Exercise instructions:
Copy out every record precisely.

_ _ _ _

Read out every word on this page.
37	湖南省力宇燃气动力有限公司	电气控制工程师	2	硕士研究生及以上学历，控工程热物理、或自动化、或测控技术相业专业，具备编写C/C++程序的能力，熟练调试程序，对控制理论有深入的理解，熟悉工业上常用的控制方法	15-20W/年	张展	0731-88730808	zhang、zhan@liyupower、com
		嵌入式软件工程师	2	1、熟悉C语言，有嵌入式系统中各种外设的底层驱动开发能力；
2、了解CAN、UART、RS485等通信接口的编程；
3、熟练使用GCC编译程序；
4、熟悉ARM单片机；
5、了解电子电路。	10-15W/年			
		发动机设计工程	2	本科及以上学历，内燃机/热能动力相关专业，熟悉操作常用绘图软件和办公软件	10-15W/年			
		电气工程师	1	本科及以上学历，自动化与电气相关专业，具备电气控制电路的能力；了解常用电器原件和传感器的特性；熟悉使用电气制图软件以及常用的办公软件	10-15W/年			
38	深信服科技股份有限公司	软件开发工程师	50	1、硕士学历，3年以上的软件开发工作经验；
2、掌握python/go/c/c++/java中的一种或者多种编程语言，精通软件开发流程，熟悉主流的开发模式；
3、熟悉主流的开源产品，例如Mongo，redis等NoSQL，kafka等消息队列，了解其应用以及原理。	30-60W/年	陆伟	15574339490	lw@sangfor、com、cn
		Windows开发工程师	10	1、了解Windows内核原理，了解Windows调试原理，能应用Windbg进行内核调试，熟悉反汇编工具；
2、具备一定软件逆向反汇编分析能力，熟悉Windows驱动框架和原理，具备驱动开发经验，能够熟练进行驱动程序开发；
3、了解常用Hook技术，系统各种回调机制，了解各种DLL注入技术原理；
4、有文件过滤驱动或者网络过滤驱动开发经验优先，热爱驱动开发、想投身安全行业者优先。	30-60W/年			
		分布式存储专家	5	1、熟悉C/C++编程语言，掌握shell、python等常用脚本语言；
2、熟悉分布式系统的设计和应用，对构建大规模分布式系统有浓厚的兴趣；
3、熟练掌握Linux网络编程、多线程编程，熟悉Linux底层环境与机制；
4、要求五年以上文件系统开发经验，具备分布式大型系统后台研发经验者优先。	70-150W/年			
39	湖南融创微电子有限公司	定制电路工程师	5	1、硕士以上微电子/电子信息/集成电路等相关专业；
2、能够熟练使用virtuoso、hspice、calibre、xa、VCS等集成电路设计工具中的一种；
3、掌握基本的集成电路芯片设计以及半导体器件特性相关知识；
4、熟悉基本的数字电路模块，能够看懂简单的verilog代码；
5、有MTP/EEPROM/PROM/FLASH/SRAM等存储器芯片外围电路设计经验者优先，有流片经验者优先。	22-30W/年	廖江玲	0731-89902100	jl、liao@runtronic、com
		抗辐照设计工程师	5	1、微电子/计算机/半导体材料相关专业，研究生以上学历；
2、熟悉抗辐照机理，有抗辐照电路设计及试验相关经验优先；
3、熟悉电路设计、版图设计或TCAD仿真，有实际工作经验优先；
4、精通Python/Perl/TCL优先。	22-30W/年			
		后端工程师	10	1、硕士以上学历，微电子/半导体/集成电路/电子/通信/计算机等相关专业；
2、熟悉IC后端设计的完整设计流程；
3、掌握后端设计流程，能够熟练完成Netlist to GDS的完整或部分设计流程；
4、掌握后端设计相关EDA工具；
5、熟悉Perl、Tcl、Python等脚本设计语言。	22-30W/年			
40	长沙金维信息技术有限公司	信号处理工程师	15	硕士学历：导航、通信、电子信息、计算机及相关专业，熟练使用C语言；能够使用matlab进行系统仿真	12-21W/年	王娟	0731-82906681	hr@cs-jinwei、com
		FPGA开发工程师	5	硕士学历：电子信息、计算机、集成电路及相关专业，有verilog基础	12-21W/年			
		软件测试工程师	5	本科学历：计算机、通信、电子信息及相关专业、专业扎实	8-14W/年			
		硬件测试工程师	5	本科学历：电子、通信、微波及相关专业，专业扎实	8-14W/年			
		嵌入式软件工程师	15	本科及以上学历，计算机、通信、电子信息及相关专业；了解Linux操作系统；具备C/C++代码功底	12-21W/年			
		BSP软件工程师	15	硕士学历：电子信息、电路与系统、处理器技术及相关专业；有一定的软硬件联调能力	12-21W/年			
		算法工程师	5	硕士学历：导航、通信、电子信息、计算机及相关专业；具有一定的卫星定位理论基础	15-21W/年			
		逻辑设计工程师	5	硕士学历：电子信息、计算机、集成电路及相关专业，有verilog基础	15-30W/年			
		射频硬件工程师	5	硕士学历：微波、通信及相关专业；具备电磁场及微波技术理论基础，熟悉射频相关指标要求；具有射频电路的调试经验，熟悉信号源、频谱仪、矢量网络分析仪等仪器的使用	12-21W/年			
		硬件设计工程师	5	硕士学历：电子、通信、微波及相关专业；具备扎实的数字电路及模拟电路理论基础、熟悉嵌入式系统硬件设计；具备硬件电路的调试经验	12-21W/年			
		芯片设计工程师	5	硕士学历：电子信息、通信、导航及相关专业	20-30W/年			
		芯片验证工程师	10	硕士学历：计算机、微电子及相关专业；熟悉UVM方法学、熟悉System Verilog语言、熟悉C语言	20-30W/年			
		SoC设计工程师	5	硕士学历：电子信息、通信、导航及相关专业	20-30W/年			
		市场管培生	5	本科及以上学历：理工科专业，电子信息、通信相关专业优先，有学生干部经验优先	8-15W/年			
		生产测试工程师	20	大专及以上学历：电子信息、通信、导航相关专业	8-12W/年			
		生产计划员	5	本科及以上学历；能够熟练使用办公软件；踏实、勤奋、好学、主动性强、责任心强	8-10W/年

_ _ _ _

Response to the exercise:
Read out every word on this page.
37	湖南省力宇燃气动力有限公司	电气控制工程师	2	硕士研究生及以上学历，控工程热物理、或自动化、或测控技术相业专业，具备编写C/C++程序的能力，熟练调试程序，对控制理论有深入的理解，熟悉工业上常用的控制方法	15-20W/年	张展	0731-88730808	zhang、zhan@liyupower、com
		嵌入式软件工程师	2	1、熟悉C语言，有嵌入式系统中各种外设的底层驱动开发能力；
2、了解CAN、UART、RS485等通信接口的编程；
3、熟练使用GCC编译程序；
4、熟悉ARM单片机；
5、了解电子电路。	10-15W/年			
		发动机设计工程	2	本科及以上学历，内燃机/热能动力相关专业，熟悉操作常用绘图软件和办公软件	10-15W/年			
		电气工程师	1	本科及以上学历，自动化与电气相关专业，具备电气控制电路的能力；了解常用电器原件和传感器的特性；熟悉使用电气制图软件以及常用的办公软件	10-15W/年			
38	深信服科技股份有限公司	软件开发工程师	50	1、硕士学历，3年以上的软件开发工作经验；
2、掌握python/go/c/c++/java中的一种或者多种编程语言，精通软件开发流程，熟悉主流的开发模式；
3、熟悉主流的开源产品，例如Mongo，redis等NoSQL，kafka等消息队列，了解其应用以及原理。	30-60W/年	陆伟	15574339490	lw@sangfor、com、cn
		Windows开发工程师	10	1、了解Windows内核原理，了解Windows调试原理，能应用Windbg进行内核调试，熟悉反汇编工具；
2、具备一定软件逆向反汇编分析能力，熟悉Windows驱动框架和原理，具备驱动开发经验，能够熟练进行驱动程序开发；
3、了解常用Hook技术，系统各种回调机制，了解各种DLL注入技术原理；
4、有文件过滤驱动或者网络过滤驱动开发经验优先，热爱驱动开发、想投身安全行业者优先。	30-60W/年			
		分布式存储专家	5	1、熟悉C/C++编程语言，掌握shell、python等常用脚本语言；
2、熟悉分布式系统的设计和应用，对构建大规模分布式系统有浓厚的兴趣；
3、熟练掌握Linux网络编程、多线程编程，熟悉Linux底层环境与机制；
4、要求五年以上文件系统开发经验，具备分布式大型系统后台研发经验者优先。	70-150W/年			
39	湖南融创微电子有限公司	定制电路工程师	5	1、硕士以上微电子/电子信息/集成电路等相关专业；
2、能够熟练使用virtuoso、hspice、calibre、xa、VCS等集成电路设计工具中的一种；
3、掌握基本的集成电路芯片设计以及半导体器件特性相关知识；
4、熟悉基本的数字电路模块，能够看懂简单的verilog代码；
5、有MTP/EEPROM/PROM/FLASH/SRAM等存储器芯片外围电路设计经验者优先，有流片经验者优先。	22-30W/年	廖江玲	0731-89902100	jl、liao@runtronic、com
		抗辐照设计工程师	5	1、微电子/计算机/半导体材料相关专业，研究生以上学历；
2、熟悉抗辐照机理，有抗辐照电路设计及试验相关经验优先；
3、熟悉电路设计、版图设计或TCAD仿真，有实际工作经验优先；
4、精通Python/Perl/TCL优先。	22-30W/年			
		后端工程师	10	1、硕士以上学历，微电子/半导体/集成电路/电子/通信/计算机等相关专业；
2、熟悉IC后端设计的完整设计流程；
3、掌握后端设计流程，能够熟练完成Netlist to GDS的完整或部分设计流程；
4、掌握后端设计相关EDA工具；
5、熟悉Perl、Tcl、Python等脚本设计语言。	22-30W/年			
40	长沙金维信息技术有限公司	信号处理工程师	15	硕士学历：导航、通信、电子信息、计算机及相关专业，熟练使用C语言；能够使用matlab进行系统仿真	12-21W/年	王娟	0731-82906681	hr@cs-jinwei、com
		FPGA开发工程师	5	硕士学历：电子信息、计算机、集成电路及相关专业，有verilog基础	12-21W/年			
		软件测试工程师	5	本科学历：计算机、通信、电子信息及相关专业、专业扎实	8-14W/年			
		硬件测试工程师	5	本科学历：电子、通信、微波及相关专业，专业扎实	8-14W/年			
		嵌入式软件工程师	15	本科及以上学历，计算机、通信、电子信息及相关专业；了解Linux操作系统；具备C/C++代码功底	12-21W/年			
		BSP软件工程师	15	硕士学历：电子信息、电路与系统、处理器技术及相关专业；有一定的软硬件联调能力	12-21W/年			
		算法工程师	5	硕士学历：导航、通信、电子信息、计算机及相关专业；具有一定的卫星定位理论基础	15-21W/年			
		逻辑设计工程师	5	硕士学历：电子信息、计算机、集成电路及相关专业，有verilog基础	15-30W/年			
		射频硬件工程师	5	硕士学历：微波、通信及相关专业；具备电磁场及微波技术理论基础，熟悉射频相关指标要求；具有射频电路的调试经验，熟悉信号源、频谱仪、矢量网络分析仪等仪器的使用	12-21W/年			
		硬件设计工程师	5	硕士学历：电子、通信、微波及相关专业；具备扎实的数字电路及模拟电路理论基础、熟悉嵌入式系统硬件设计；具备硬件电路的调试经验	12-21W/年			
		芯片设计工程师	5	硕士学历：电子信息、通信、导航及相关专业	20-30W/年			
		芯片验证工程师	10	硕士学历：计算机、微电子及相关专业；熟悉UVM方法学、熟悉System Verilog语言、熟悉C语言	20-30W/年			
		SoC设计工程师	5	硕士学历：电子信息、通信、导航及相关专业	20-30W/年			
		市场管培生	5	本科及以上学历：理工科专业，电子信息、通信相关专业优先，有学生干部经验优先	8-15W/年			
		生产测试工程师	20	大专及以上学历：电子信息、通信、导航相关专业	8-12W/年			
		生产计划员	5	本科及以上学历；能够熟练使用办公软件；踏实、勤奋、好学、主动性强、责任心强	8-10W/年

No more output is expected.